• [SOURCE EXTRACT]:

Separating xe_vma- and page-table state

Wed Mar 13 02:16:24 UTC 2024

Hi Matt,

> -----Original Message-----
> From: Brost, Matthew <matthew.brost at intel.com>
> Sent: Tuesday, March 12, 2024 9:27 PM
> To: Zeng, Oak <oak.zeng at intel.com>
> Cc: Thomas Hellström <thomas.hellstrom at linux.intel.com>; intel-
> xe at lists.freedesktop.org
> Subject: Re: Separating xe_vma- and page-table state
> 
> On Tue, Mar 12, 2024 at 05:02:20PM -0600, Zeng, Oak wrote:
> > Hi Thomas,
> 
> Going to reply to both Thomas and Oak to not split this thread.
> 
> >
> > > -----Original Message-----
> > > From: Thomas Hellström <thomas.hellstrom at linux.intel.com>
> > > Sent: Tuesday, March 12, 2024 3:43 AM
> > > To: intel-xe at lists.freedesktop.org
> > > Cc: Brost, Matthew <matthew.brost at intel.com>; Zeng, Oak
> > > <oak.zeng at intel.com>
> > > Subject: Separating xe_vma- and page-table state
> > >
> > > Hi,
> > >
> > > It's IMO become apparent both in the system allocator discussion and in
> > > the patch that enables the presence of invalid vmas
> > > that we need to be
> > > better at separating xe_vma and page-table state, so that xe_vma state
> > > would contain things that are mostly immutable and that the user
> > > requested: PAT index, memory attributes, requested tile presence etc,
> > > whereas the page-table state would contain mutable state like actual
> > > tile presence, invalidaton state and MMU notifier.
> 
> Thomas:
> 
> 100% agree with the idea. There are 2 distict parts of xe_vma - what I
> call GPUVM state and PT state. In addition, there is what I call IOCTL
> state (sync objs, etc...) that is updated in various places in xe_vm.c.
> 
> Functions to update these respective states should be clearly seperated.
> In the current implementaion is a complete mess in this regard, you
> mention xe_vm_unbind_vma below, in its current state there is no way
> this function could be easily be reused.
> 
> My series [1] vastly improves this seperation. It still could be split a
> bit better though. In my next rebase I can look at this series through
> the lens of clearly maintaining seperation + likely update [2] to do an
> unbind rather than a invalidation.
> 
> [1] https://patchwork.freedesktop.org/series/125608/
> [2] https://patchwork.freedesktop.org/series/130935/
> 
> >
> > It is a valid reasoning to me... if we want to do what community want us to do
> with system allocator,
> > And if we want to meet our umd's requirement of "free w/o vm_unbind", yes,
> we need this "invalid" vma concept.
> >
> > The strange thing is, it seems Matt can still achieve the goal without introducing
> invalid vma concept... it doesn't look like he has
> > This concept in his patch....

• [GIVEN INSTRUCTION 1]: Copy out the rows from the line containing "data-point — [209, 217, 215, 223]" through the line containing "data-point — [172, 121, 179, 127]", both included, exactly as they appear.

• [LISTED RECORDS]:
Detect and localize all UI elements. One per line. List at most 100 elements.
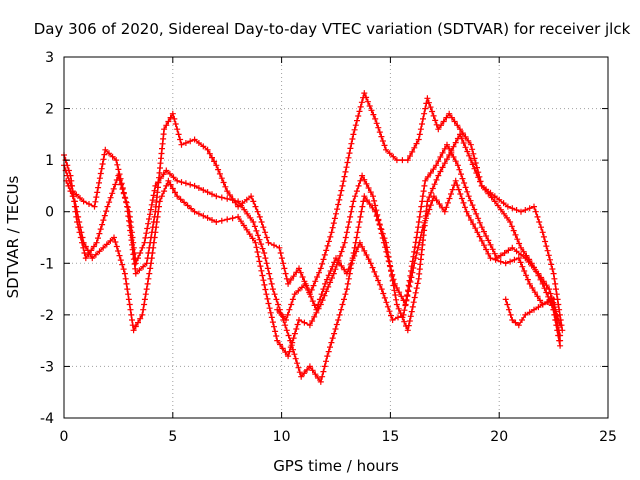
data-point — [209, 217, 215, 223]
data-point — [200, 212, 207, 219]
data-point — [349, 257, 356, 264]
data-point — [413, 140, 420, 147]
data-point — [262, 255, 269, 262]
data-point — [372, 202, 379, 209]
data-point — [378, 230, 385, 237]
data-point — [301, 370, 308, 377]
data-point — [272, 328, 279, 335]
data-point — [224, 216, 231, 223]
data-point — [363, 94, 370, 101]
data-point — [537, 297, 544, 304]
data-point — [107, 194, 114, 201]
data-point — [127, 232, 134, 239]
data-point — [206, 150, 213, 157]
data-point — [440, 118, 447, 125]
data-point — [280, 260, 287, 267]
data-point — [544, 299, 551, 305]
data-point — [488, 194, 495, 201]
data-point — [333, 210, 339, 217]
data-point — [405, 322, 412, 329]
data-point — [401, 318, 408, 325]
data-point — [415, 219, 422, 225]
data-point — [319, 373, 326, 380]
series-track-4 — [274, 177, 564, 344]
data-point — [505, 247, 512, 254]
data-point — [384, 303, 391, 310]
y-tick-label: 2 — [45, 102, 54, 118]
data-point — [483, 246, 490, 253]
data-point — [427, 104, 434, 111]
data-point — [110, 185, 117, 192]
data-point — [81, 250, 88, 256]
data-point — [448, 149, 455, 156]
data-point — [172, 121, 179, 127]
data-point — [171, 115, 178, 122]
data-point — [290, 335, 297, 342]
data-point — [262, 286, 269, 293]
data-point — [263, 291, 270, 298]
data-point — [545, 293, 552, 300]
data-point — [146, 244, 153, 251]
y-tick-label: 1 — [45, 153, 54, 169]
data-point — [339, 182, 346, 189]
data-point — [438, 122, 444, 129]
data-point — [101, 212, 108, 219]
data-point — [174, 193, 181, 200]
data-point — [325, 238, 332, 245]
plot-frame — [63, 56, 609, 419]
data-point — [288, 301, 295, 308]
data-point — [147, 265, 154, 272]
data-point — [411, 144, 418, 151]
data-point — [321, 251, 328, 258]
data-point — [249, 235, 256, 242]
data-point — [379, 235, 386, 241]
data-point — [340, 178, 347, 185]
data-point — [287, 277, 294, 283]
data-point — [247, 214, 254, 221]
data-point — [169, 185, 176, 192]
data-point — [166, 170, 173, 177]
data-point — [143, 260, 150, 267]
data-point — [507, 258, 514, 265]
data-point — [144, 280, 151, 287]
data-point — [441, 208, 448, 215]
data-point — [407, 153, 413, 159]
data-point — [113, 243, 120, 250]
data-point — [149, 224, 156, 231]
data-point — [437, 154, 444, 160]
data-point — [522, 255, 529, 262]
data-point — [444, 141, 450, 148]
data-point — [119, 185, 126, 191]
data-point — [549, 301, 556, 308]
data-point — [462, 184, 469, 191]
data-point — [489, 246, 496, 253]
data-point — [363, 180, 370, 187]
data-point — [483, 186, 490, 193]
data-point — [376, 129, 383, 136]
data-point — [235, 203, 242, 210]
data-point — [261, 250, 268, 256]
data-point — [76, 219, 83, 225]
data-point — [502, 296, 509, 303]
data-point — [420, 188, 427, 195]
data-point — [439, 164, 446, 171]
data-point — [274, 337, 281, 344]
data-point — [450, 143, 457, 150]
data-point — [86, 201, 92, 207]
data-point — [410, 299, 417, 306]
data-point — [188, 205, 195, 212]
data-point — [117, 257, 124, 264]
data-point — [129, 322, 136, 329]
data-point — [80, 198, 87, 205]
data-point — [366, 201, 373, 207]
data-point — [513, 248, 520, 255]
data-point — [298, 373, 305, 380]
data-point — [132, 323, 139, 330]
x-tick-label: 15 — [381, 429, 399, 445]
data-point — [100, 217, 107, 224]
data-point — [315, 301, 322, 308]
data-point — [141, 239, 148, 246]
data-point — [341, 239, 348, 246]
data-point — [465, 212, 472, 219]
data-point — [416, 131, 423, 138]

• [GIVEN INSTRUCTION 2]: In the thread on separating xe_vma and page-table state, what two names does Brost give to the distinct parts of xe_vma?

• [PROBLEM SOLUTION 1]:
data-point — [209, 217, 215, 223]
data-point — [200, 212, 207, 219]
data-point — [349, 257, 356, 264]
data-point — [413, 140, 420, 147]
data-point — [262, 255, 269, 262]
data-point — [372, 202, 379, 209]
data-point — [378, 230, 385, 237]
data-point — [301, 370, 308, 377]
data-point — [272, 328, 279, 335]
data-point — [224, 216, 231, 223]
data-point — [363, 94, 370, 101]
data-point — [537, 297, 544, 304]
data-point — [107, 194, 114, 201]
data-point — [127, 232, 134, 239]
data-point — [206, 150, 213, 157]
data-point — [440, 118, 447, 125]
data-point — [280, 260, 287, 267]
data-point — [544, 299, 551, 305]
data-point — [488, 194, 495, 201]
data-point — [333, 210, 339, 217]
data-point — [405, 322, 412, 329]
data-point — [401, 318, 408, 325]
data-point — [415, 219, 422, 225]
data-point — [319, 373, 326, 380]
series-track-4 — [274, 177, 564, 344]
data-point — [505, 247, 512, 254]
data-point — [384, 303, 391, 310]
y-tick-label: 2 — [45, 102, 54, 118]
data-point — [483, 246, 490, 253]
data-point — [427, 104, 434, 111]
data-point — [110, 185, 117, 192]
data-point — [81, 250, 88, 256]
data-point — [448, 149, 455, 156]
data-point — [172, 121, 179, 127]

• [PROBLEM SOLUTION 2]: GPUVM state and PT state.